WHAT YOU WILL DO: Count every line that has the word "screenshot" in it; give no more than the number.

MATERIAL TO PROCESS:
** Start **
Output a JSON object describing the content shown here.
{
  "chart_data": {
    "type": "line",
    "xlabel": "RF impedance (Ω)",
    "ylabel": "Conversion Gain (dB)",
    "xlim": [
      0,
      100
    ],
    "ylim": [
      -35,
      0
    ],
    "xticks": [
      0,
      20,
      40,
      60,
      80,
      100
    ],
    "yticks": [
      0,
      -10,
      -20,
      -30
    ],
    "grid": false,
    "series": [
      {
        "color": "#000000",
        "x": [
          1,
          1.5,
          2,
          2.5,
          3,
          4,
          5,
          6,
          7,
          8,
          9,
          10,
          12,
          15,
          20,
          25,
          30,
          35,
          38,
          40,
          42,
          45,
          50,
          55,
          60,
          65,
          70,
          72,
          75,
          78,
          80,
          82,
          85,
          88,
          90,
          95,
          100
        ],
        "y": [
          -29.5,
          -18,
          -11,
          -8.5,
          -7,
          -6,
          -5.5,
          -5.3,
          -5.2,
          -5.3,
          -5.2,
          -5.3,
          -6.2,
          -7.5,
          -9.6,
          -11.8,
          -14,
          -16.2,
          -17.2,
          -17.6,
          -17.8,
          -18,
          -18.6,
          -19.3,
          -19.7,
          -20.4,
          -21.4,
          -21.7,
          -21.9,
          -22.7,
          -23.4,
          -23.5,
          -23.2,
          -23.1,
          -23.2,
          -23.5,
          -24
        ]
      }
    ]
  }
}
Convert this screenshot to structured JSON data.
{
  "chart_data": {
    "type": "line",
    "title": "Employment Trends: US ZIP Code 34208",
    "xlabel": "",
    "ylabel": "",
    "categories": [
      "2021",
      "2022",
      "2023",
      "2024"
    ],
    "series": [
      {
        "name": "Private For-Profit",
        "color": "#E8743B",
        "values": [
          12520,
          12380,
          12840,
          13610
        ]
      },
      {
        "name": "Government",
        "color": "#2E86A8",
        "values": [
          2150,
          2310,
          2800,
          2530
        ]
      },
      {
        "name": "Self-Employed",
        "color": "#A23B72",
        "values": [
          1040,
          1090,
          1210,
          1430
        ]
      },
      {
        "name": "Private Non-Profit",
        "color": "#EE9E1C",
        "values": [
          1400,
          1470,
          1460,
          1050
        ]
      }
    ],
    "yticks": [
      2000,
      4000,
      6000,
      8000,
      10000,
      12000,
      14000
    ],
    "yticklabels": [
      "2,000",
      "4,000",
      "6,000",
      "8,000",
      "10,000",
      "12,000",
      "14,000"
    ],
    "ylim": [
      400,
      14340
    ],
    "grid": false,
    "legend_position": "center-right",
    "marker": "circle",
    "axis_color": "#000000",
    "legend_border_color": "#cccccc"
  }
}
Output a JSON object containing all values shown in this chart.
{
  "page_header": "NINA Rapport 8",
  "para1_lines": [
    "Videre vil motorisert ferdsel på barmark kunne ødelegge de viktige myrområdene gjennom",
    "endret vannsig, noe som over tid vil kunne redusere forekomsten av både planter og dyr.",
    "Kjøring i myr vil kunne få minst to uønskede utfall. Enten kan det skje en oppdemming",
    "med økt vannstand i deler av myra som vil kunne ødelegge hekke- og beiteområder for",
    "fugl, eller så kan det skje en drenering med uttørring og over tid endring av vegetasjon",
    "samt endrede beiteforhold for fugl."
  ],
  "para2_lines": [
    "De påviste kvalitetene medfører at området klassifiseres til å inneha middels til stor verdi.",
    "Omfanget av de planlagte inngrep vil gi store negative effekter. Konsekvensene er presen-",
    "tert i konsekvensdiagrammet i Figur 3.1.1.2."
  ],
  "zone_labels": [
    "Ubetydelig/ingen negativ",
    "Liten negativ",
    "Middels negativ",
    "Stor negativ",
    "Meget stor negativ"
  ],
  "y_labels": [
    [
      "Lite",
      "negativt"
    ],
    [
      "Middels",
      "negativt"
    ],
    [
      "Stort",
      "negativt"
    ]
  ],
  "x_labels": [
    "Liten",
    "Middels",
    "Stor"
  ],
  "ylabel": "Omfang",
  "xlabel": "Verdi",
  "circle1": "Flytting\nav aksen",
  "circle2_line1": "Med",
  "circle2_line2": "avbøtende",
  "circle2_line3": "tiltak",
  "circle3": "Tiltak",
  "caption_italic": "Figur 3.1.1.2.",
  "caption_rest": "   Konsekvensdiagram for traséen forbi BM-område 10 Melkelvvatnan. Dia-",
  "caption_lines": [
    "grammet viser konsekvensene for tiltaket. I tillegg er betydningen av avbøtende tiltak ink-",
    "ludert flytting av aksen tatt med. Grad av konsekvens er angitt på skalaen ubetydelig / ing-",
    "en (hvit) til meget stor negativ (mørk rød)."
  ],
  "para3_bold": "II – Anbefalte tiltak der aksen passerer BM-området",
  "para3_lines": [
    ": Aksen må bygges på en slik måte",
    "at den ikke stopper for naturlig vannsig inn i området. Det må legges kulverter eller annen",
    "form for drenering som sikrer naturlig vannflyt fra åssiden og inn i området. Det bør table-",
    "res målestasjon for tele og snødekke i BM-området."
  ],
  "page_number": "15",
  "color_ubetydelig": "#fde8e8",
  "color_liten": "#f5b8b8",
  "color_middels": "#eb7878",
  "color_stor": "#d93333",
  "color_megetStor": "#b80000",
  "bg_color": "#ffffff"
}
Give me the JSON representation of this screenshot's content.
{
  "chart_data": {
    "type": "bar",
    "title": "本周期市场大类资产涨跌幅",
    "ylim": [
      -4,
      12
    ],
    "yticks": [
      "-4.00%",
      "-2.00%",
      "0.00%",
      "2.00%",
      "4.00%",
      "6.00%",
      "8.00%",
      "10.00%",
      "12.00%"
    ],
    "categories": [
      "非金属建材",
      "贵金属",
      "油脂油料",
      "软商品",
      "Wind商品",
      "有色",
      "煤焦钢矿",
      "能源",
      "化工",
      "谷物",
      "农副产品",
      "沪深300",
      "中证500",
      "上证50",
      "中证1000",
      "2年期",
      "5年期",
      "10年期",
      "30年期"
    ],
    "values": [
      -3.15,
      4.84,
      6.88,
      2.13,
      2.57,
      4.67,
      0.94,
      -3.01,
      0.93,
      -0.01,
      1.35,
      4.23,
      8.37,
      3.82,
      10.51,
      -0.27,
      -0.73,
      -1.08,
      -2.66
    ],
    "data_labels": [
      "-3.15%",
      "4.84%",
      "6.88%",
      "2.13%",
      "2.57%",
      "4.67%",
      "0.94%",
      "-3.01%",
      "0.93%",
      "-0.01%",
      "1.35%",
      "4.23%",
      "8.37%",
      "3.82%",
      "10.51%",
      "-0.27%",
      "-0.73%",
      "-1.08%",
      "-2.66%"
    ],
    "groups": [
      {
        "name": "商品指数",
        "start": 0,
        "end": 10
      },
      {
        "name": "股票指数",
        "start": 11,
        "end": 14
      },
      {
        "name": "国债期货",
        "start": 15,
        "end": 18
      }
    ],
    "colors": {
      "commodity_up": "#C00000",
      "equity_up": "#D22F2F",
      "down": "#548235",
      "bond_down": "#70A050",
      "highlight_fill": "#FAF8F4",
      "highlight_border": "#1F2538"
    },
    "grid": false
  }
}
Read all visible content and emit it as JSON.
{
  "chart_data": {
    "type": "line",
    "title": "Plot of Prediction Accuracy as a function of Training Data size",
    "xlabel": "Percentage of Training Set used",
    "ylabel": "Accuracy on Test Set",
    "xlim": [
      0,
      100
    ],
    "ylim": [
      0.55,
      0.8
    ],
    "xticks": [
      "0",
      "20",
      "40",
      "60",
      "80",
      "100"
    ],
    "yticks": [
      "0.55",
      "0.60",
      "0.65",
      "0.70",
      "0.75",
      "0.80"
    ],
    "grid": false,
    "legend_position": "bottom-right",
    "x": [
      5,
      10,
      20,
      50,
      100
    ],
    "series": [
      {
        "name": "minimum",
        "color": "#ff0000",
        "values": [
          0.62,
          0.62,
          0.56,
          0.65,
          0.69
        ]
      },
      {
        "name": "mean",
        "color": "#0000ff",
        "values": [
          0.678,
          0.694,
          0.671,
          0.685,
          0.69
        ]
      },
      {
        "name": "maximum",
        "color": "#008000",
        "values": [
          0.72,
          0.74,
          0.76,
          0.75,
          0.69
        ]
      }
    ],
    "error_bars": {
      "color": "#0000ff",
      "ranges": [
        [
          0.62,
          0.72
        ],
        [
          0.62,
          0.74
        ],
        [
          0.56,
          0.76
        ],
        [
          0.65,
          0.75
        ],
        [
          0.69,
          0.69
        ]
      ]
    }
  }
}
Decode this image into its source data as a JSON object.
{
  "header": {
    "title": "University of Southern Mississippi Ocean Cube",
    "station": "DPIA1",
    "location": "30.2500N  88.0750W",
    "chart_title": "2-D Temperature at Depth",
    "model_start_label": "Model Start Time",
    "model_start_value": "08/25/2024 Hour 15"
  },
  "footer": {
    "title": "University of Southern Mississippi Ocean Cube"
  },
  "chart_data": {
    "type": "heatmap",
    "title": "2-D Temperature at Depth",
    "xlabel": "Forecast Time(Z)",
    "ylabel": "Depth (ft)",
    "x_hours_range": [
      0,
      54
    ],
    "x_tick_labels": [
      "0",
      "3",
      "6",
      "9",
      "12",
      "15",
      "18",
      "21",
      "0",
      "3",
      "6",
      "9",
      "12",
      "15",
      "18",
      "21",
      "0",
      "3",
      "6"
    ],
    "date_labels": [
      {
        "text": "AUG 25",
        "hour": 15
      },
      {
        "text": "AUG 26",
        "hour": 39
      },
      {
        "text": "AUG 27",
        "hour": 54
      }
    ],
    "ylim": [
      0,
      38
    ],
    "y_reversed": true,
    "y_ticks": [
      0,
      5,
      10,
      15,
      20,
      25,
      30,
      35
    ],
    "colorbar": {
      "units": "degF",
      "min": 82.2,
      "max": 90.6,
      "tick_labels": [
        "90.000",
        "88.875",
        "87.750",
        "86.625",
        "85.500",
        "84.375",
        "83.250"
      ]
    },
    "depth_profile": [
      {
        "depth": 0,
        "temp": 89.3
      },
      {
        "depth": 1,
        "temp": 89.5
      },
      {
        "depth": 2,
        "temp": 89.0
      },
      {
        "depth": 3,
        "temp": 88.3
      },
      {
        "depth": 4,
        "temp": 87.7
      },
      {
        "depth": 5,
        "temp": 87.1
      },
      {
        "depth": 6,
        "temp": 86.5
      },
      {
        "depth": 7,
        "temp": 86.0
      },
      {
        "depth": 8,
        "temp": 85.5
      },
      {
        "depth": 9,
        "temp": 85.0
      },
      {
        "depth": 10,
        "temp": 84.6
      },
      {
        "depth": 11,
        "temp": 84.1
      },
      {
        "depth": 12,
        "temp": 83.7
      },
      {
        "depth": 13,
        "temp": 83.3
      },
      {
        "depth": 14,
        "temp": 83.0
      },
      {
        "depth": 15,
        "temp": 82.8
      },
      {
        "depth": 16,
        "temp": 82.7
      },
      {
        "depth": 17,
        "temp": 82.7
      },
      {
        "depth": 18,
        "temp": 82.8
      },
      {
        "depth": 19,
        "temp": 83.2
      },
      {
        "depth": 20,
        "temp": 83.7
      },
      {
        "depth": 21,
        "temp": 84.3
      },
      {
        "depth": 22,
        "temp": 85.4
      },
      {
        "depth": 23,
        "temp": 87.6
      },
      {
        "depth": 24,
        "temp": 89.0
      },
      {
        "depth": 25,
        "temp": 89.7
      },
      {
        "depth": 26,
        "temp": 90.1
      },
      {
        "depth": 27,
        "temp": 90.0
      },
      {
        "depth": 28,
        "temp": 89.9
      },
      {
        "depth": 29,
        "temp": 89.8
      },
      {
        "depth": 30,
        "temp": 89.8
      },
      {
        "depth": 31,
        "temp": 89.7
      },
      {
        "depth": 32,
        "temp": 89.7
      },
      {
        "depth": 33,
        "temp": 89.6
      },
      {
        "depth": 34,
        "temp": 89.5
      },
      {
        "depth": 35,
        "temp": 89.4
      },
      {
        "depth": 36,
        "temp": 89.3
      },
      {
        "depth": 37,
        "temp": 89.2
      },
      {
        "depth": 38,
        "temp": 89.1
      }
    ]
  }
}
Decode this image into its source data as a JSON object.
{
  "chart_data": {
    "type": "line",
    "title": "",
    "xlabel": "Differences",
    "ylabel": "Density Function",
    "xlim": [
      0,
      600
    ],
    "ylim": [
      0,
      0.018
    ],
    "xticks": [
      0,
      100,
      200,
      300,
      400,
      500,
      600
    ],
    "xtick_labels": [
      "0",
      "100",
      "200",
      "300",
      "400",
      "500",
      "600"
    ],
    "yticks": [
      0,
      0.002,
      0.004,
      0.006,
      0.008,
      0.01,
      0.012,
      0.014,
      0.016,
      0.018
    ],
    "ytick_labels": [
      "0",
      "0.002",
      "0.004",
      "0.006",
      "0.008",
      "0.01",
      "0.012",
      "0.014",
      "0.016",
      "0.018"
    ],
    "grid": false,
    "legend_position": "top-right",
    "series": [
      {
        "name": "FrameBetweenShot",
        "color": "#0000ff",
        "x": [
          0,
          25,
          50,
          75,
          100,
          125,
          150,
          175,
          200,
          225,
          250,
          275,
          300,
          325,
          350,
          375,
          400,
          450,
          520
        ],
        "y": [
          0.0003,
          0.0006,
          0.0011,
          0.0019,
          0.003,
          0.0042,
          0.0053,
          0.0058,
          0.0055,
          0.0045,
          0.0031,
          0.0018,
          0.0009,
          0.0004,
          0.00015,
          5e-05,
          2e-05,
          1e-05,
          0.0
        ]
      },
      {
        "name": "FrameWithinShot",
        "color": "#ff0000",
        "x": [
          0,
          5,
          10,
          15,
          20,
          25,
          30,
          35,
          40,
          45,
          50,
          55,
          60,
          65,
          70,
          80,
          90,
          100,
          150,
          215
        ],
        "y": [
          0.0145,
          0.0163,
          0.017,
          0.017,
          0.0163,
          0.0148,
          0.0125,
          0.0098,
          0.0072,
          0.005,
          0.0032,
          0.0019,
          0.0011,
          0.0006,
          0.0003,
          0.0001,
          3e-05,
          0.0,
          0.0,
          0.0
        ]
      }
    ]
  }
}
** End **
RESULT: 2